(WORK INSTRUCTIONS): Collect each line containing "выводовъ".

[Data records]
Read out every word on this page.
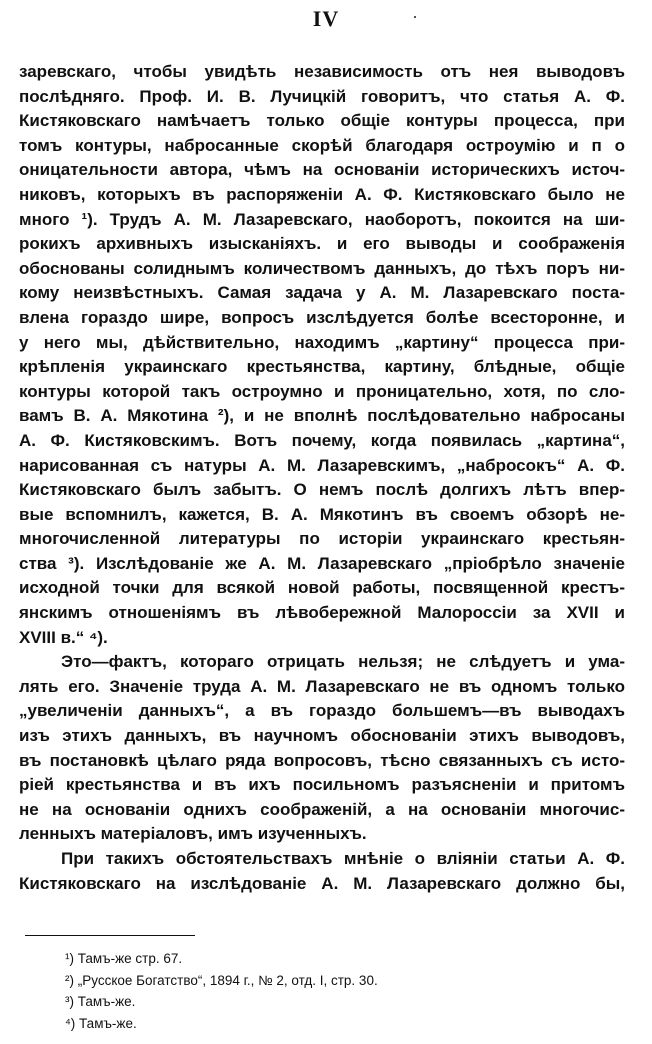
IV
заревскаго, чтобы увидѣть независимость отъ нея выводовъ
послѣдняго. Проф. И. В. Лучицкій говоритъ, что статья А. Ф.
Кистяковскаго намѣчаетъ только общіе контуры процесса, при
томъ контуры, набросанные скорѣй благодаря остроумію и п о
оницательности автора, чѣмъ на основаніи историческихъ источ-
никовъ, которыхъ въ распоряженіи А. Ф. Кистяковскаго было не
много ¹). Трудъ А. М. Лазаревскаго, наоборотъ, покоится на ши-
рокихъ архивныхъ изысканіяхъ. и его выводы и соображенія
обоснованы солиднымъ количествомъ данныхъ, до тѣхъ поръ ни-
кому неизвѣстныхъ. Самая задача у А. М. Лазаревскаго поста-
влена гораздо шире, вопросъ изслѣдуется болѣе всесторонне, и
у него мы, дѣйствительно, находимъ „картину“ процесса при-
крѣпленія украинскаго крестьянства, картину, блѣдные, общіе
контуры которой такъ остроумно и проницательно, хотя, по сло-
вамъ В. А. Мякотина ²), и не вполнѣ послѣдовательно набросаны
А. Ф. Кистяковскимъ. Вотъ почему, когда появилась „картина“,
нарисованная съ натуры А. М. Лазаревскимъ, „набросокъ“ А. Ф.
Кистяковскаго былъ забытъ. О немъ послѣ долгихъ лѣтъ впер-
вые вспомнилъ, кажется, В. А. Мякотинъ въ своемъ обзорѣ не-
многочисленной литературы по исторіи украинскаго крестьян-
ства ³). Изслѣдованіе же А. М. Лазаревскаго „пріобрѣло значеніе
исходной точки для всякой новой работы, посвященной крестъ-
янскимъ отношеніямъ въ лѣвобережной Малороссіи за XVII и
XVIII в.“ ⁴).
Это—фактъ, котораго отрицать нельзя; не слѣдуетъ и ума-
лять его. Значеніе труда А. М. Лазаревскаго не въ одномъ только
„увеличеніи данныхъ“, а въ гораздо большемъ—въ выводахъ
изъ этихъ данныхъ, въ научномъ обоснованіи этихъ выводовъ,
въ постановкѣ цѣлаго ряда вопросовъ, тѣсно связанныхъ съ исто-
ріей крестьянства и въ ихъ посильномъ разъясненіи и притомъ
не на основаніи однихъ соображеній, а на основаніи многочис-
ленныхъ матеріаловъ, имъ изученныхъ.
При такихъ обстоятельствахъ мнѣніе о вліяніи статьи А. Ф.
Кистяковскаго на изслѣдованіе А. М. Лазаревскаго должно бы,
¹) Тамъ-же стр. 67.
²) „Русское Богатство“, 1894 г., № 2, отд. I, стр. 30.
³) Тамъ-же.
⁴) Тамъ-же.
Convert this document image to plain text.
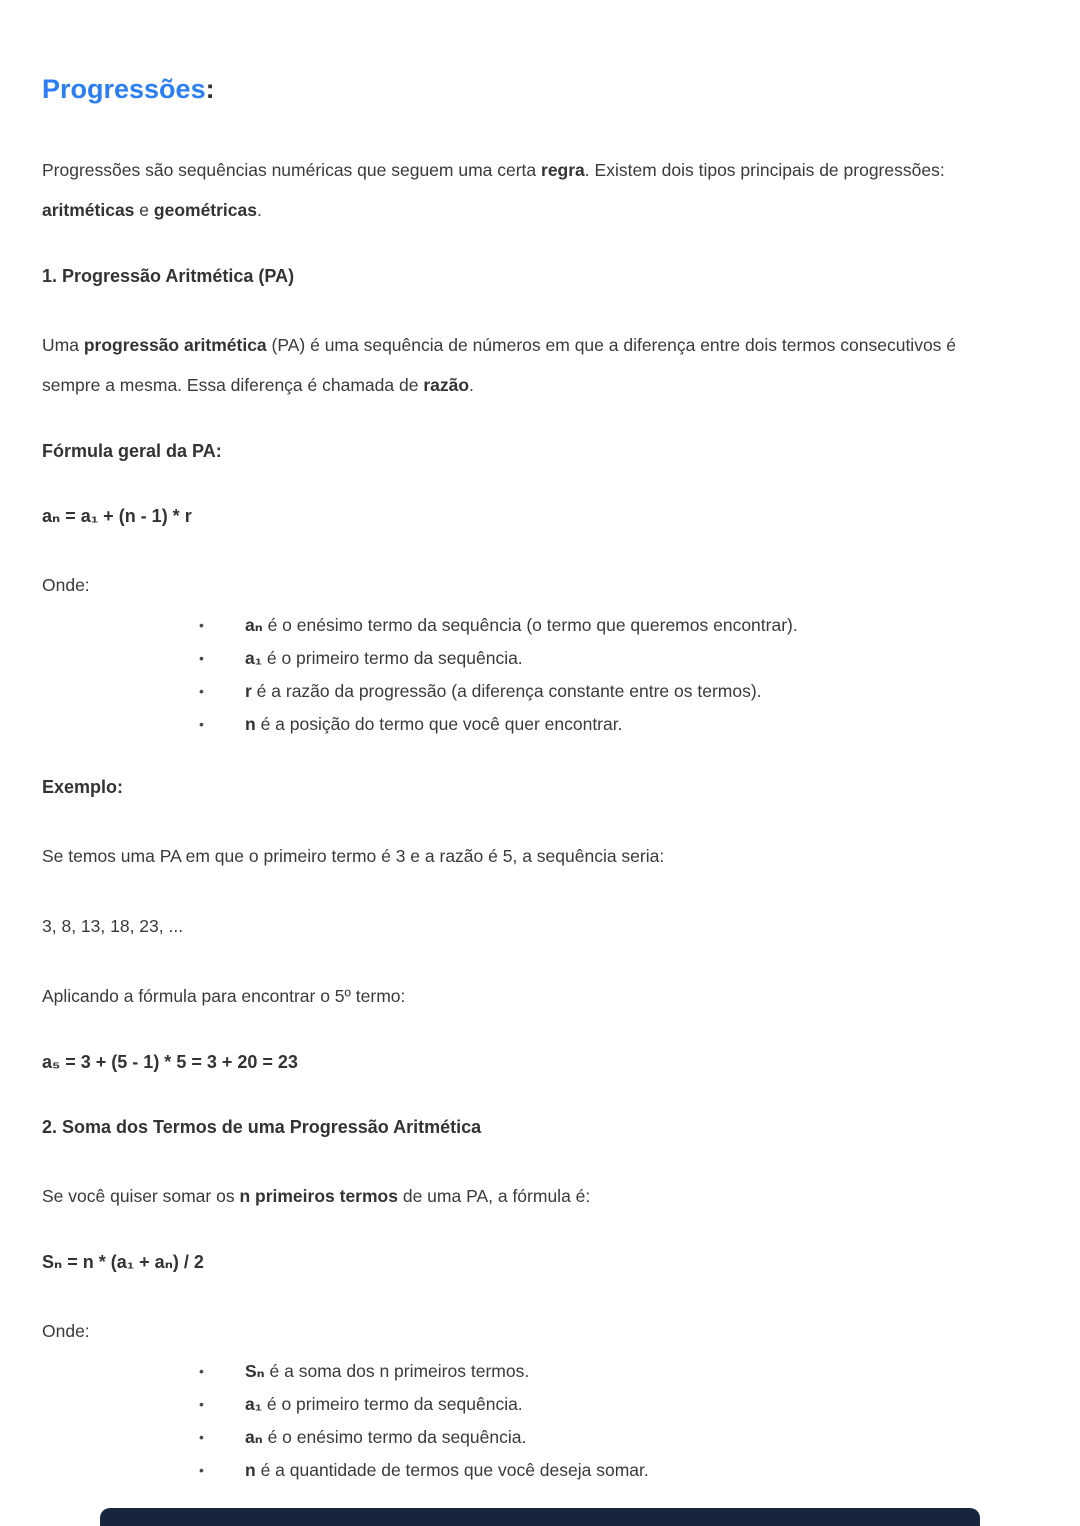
Progressões:
Progressões são sequências numéricas que seguem uma certa regra. Existem dois tipos principais de progressões: aritméticas e geométricas.
1. Progressão Aritmética (PA)
Uma progressão aritmética (PA) é uma sequência de números em que a diferença entre dois termos consecutivos é sempre a mesma. Essa diferença é chamada de razão.
Fórmula geral da PA:
aₙ = a₁ + (n - 1) * r
Onde:
• aₙ é o enésimo termo da sequência (o termo que queremos encontrar).
• a₁ é o primeiro termo da sequência.
• r é a razão da progressão (a diferença constante entre os termos).
• n é a posição do termo que você quer encontrar.
Exemplo:
Se temos uma PA em que o primeiro termo é 3 e a razão é 5, a sequência seria:
3, 8, 13, 18, 23, ...
Aplicando a fórmula para encontrar o 5º termo:
a₅ = 3 + (5 - 1) * 5 = 3 + 20 = 23
2. Soma dos Termos de uma Progressão Aritmética
Se você quiser somar os n primeiros termos de uma PA, a fórmula é:
Sₙ = n * (a₁ + aₙ) / 2
Onde:
• Sₙ é a soma dos n primeiros termos.
• a₁ é o primeiro termo da sequência.
• aₙ é o enésimo termo da sequência.
• n é a quantidade de termos que você deseja somar.
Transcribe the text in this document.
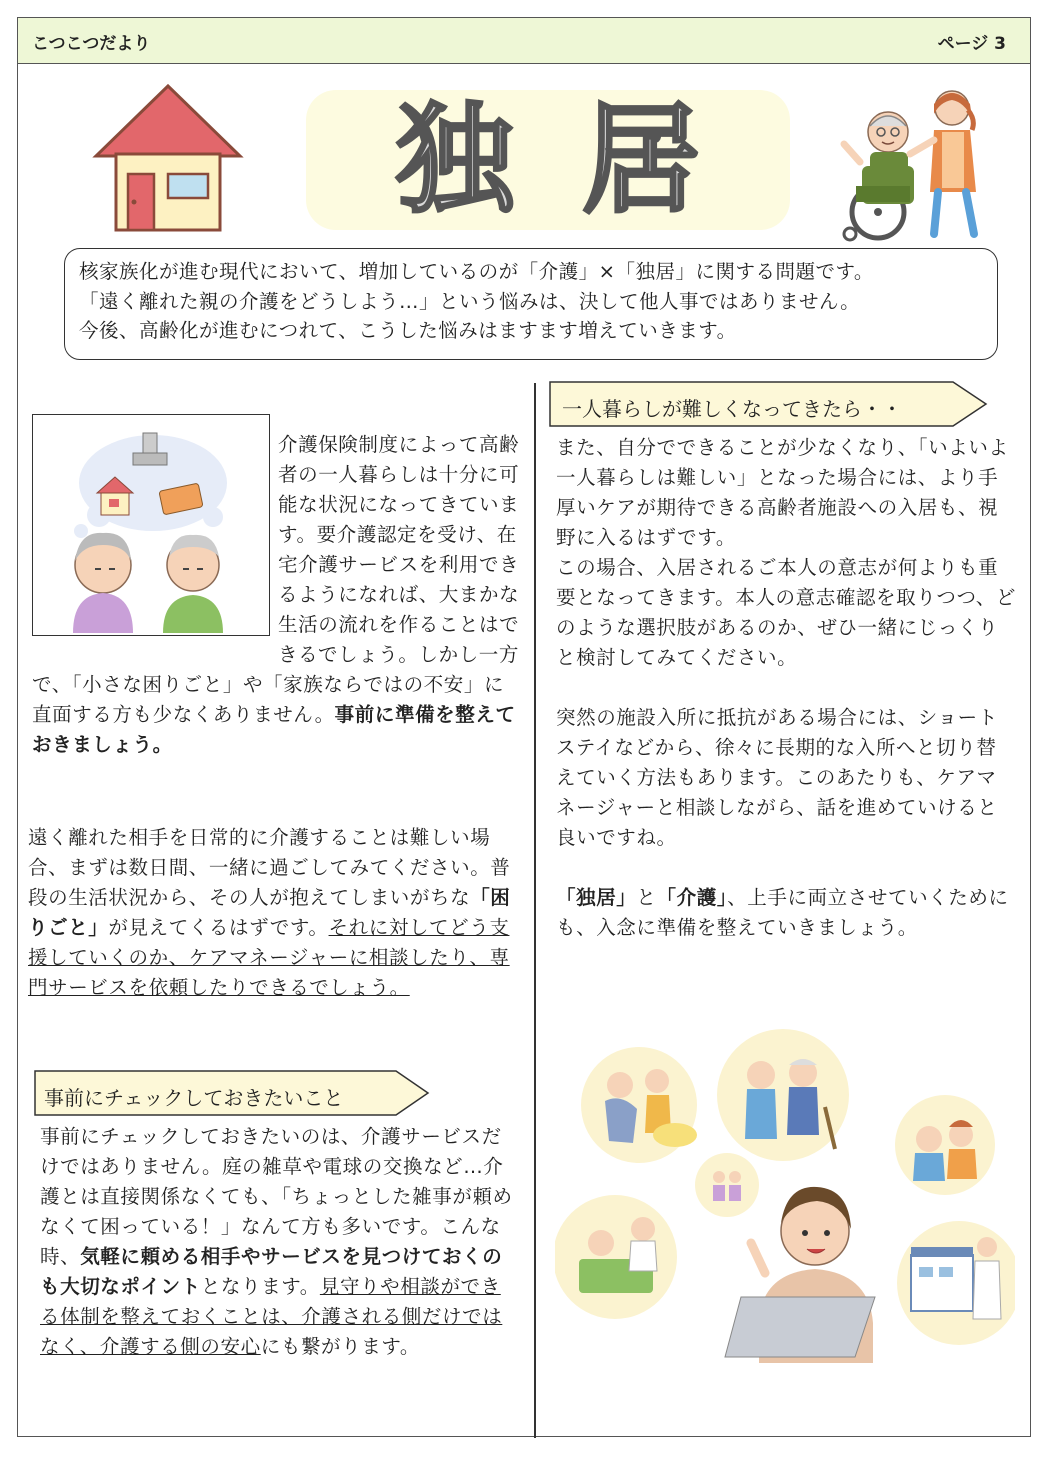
こつこつだより	ページ 3
独 居

核家族化が進む現代において、増加しているのが「介護」×「独居」に関する問題です。

「遠く離れた親の介護をどうしよう…」という悩みは、決して他人事ではありません。

今後、高齢化が進むにつれて、こうした悩みはますます増えていきます。

介護保険制度によって高齢者の一人暮らしは十分に可能な状況になってきています。要介護認定を受け、在宅介護サービスを利用できるようになれば、大まかな生活の流れを作ることはできるでしょう。しかし一方で、「小さな困りごと」や「家族ならではの不安」に直面する方も少なくありません。事前に準備を整えておきましょう。

遠く離れた相手を日常的に介護することは難しい場合、まずは数日間、一緒に過ごしてみてください。普段の生活状況から、その人が抱えてしまいがちな「困りごと」が見えてくるはずです。それに対してどう支援していくのか、ケアマネージャーに相談したり、専門サービスを依頼したりできるでしょう。

事前にチェックしておきたいこと

事前にチェックしておきたいのは、介護サービスだけではありません。庭の雑草や電球の交換など…介護とは直接関係なくても、「ちょっとした雑事が頼めなくて困っている！」なんて方も多いです。こんな時、気軽に頼める相手やサービスを見つけておくのも大切なポイントとなります。見守りや相談ができる体制を整えておくことは、介護される側だけではなく、介護する側の安心にも繋がります。

一人暮らしが難しくなってきたら・・

また、自分でできることが少なくなり、「いよいよ一人暮らしは難しい」となった場合には、より手厚いケアが期待できる高齢者施設への入居も、視野に入るはずです。

この場合、入居されるご本人の意志が何よりも重要となってきます。本人の意志確認を取りつつ、どのような選択肢があるのか、ぜひ一緒にじっくりと検討してみてください。

突然の施設入所に抵抗がある場合には、ショートステイなどから、徐々に長期的な入所へと切り替えていく方法もあります。このあたりも、ケアマネージャーと相談しながら、話を進めていけると良いですね。

「独居」と「介護」、上手に両立させていくためにも、入念に準備を整えていきましょう。
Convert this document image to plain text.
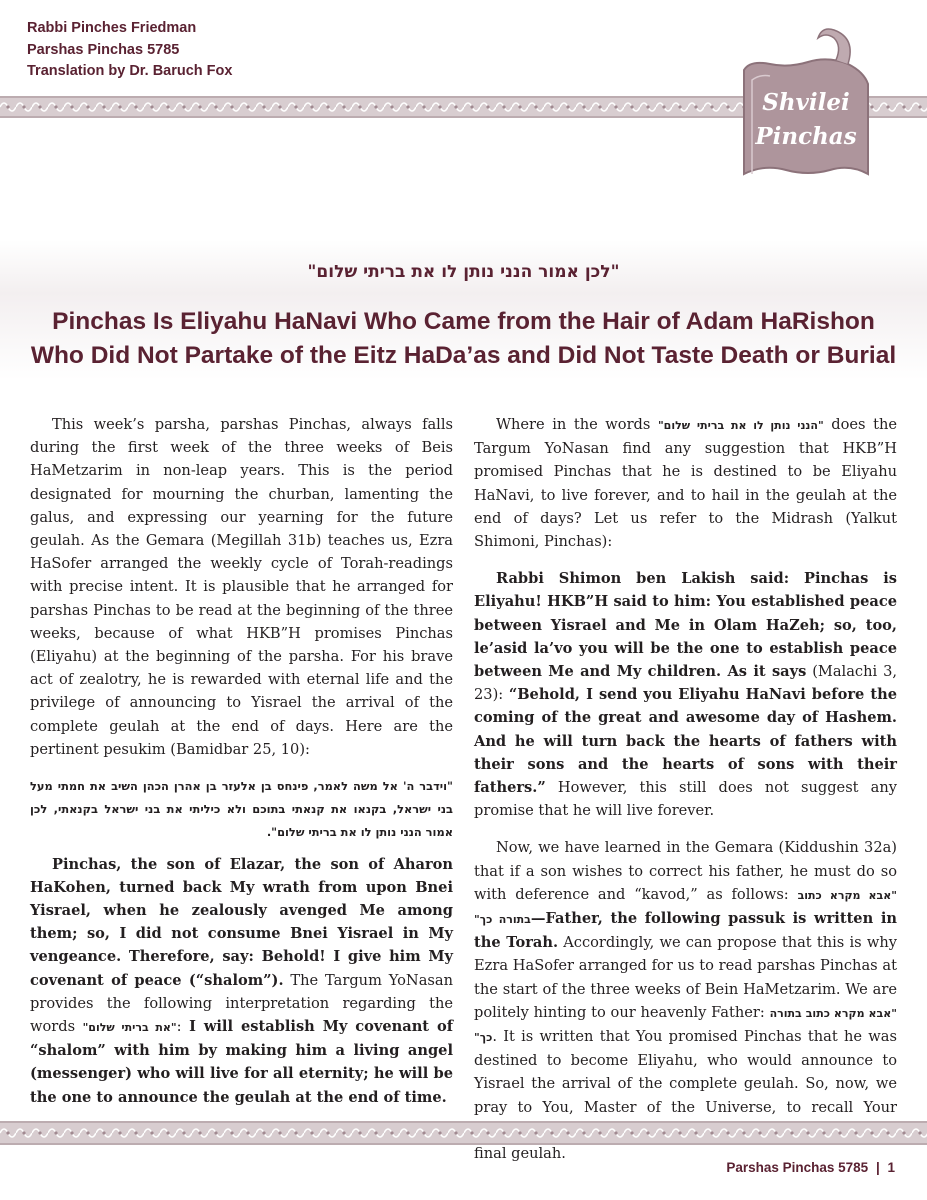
Rabbi Pinches Friedman
Parshas Pinchas 5785
Translation by Dr. Baruch Fox
Shvilei
Pinchas
"לכן אמור הנני נותן לו את בריתי שלום"
Pinchas Is Eliyahu HaNavi Who Came from the Hair of Adam HaRishon
Who Did Not Partake of the Eitz HaDa’as and Did Not Taste Death or Burial

This week’s parsha, parshas Pinchas, always falls during the first week of the three weeks of Beis HaMetzarim in non-leap years. This is the period designated for mourning the churban, lamenting the galus, and expressing our yearning for the future geulah. As the Gemara (Megillah 31b) teaches us, Ezra HaSofer arranged the weekly cycle of Torah-readings with precise intent. It is plausible that he arranged for parshas Pinchas to be read at the beginning of the three weeks, because of what HKB”H promises Pinchas (Eliyahu) at the beginning of the parsha. For his brave act of zealotry, he is rewarded with eternal life and the privilege of announcing to Yisrael the arrival of the complete geulah at the end of days. Here are the pertinent pesukim (Bamidbar 25, 10):

"וידבר ה' אל משה לאמר, פינחס בן אלעזר בן אהרן הכהן השיב את חמתי מעל בני ישראל, בקנאו את קנאתי בתוכם ולא כיליתי את בני ישראל בקנאתי, לכן אמור הנני נותן לו את בריתי שלום".

Pinchas, the son of Elazar, the son of Aharon HaKohen, turned back My wrath from upon Bnei Yisrael, when he zealously avenged Me among them; so, I did not consume Bnei Yisrael in My vengeance. Therefore, say: Behold! I give him My covenant of peace (“shalom”). The Targum YoNasan provides the following interpretation regarding the words "את בריתי שלום": I will establish My covenant of “shalom” with him by making him a living angel (messenger) who will live for all eternity; he will be the one to announce the geulah at the end of time.

Where in the words "הנני נותן לו את בריתי שלום" does the Targum YoNasan find any suggestion that HKB”H promised Pinchas that he is destined to be Eliyahu HaNavi, to live forever, and to hail in the geulah at the end of days? Let us refer to the Midrash (Yalkut Shimoni, Pinchas):

Rabbi Shimon ben Lakish said: Pinchas is Eliyahu! HKB”H said to him: You established peace between Yisrael and Me in Olam HaZeh; so, too, le’asid la’vo you will be the one to establish peace between Me and My children. As it says (Malachi 3, 23): “Behold, I send you Eliyahu HaNavi before the coming of the great and awesome day of Hashem. And he will turn back the hearts of fathers with their sons and the hearts of sons with their fathers.” However, this still does not suggest any promise that he will live forever.

Now, we have learned in the Gemara (Kiddushin 32a) that if a son wishes to correct his father, he must do so with deference and “kavod,” as follows: "אבא מקרא כתוב בתורה כך"—Father, the following passuk is written in the Torah. Accordingly, we can propose that this is why Ezra HaSofer arranged for us to read parshas Pinchas at the start of the three weeks of Bein HaMetzarim. We are politely hinting to our heavenly Father: "אבא מקרא כתוב בתורה כך". It is written that You promised Pinchas that he was destined to become Eliyahu, who would announce to Yisrael the arrival of the complete geulah. So, now, we pray to You, Master of the Universe, to recall Your final geulah.

Parshas Pinchas 5785 | 1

(PROBLEM SOLUTION):
заревскаго, чтобы увидѣть независимость отъ нея выводовъ
изъ этихъ данныхъ, въ научномъ обоснованіи этихъ выводовъ,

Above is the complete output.